**Work required**
Copy everything in the listing below word for word, apart from any images.

**Dataset**

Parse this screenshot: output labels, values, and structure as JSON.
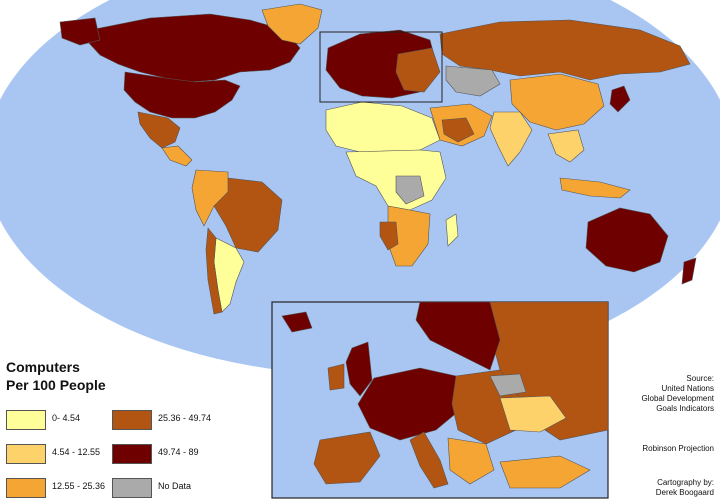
{
  "legend": {
    "title_line1": "Computers",
    "title_line2": "Per 100 People",
    "items": [
      {
        "label": "0- 4.54",
        "color": "#ffff99"
      },
      {
        "label": "4.54 - 12.55",
        "color": "#fdd26a"
      },
      {
        "label": "12.55 - 25.36",
        "color": "#f5a533"
      },
      {
        "label": "25.36 - 49.74",
        "color": "#b35512"
      },
      {
        "label": "49.74 - 89",
        "color": "#6e0000"
      },
      {
        "label": "No Data",
        "color": "#aaaaaa"
      }
    ]
  },
  "source": {
    "line1": "Source:",
    "line2": "United Nations",
    "line3": "Global Development",
    "line4": "Goals Indicators"
  },
  "projection": "Robinson Projection",
  "credit": {
    "line1": "Cartography by:",
    "line2": "Derek Boogaard"
  },
  "colors": {
    "ocean": "#a9c6f2",
    "border": "#555555"
  }
}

**Problem solution**
Parse this screenshot: output labels, values, and structure as JSON.
{
  "legend": {
    "title_line1": "Computers",
    "title_line2": "Per 100 People",
    "items": [
      {
        "label": "0- 4.54",
        "color": "#ffff99"
      },
      {
        "label": "4.54 - 12.55",
        "color": "#fdd26a"
      },
      {
        "label": "12.55 - 25.36",
        "color": "#f5a533"
      },
      {
        "label": "25.36 - 49.74",
        "color": "#b35512"
      },
      {
        "label": "49.74 - 89",
        "color": "#6e0000"
      },
      {
        "label": "No Data",
        "color": "#aaaaaa"
      }
    ]
  },
  "source": {
    "line1": "Source:",
    "line2": "United Nations",
    "line3": "Global Development",
    "line4": "Goals Indicators"
  },
  "projection": "Robinson Projection",
  "credit": {
    "line1": "Cartography by:",
    "line2": "Derek Boogaard"
  },
  "colors": {
    "ocean": "#a9c6f2",
    "border": "#555555"
  }
}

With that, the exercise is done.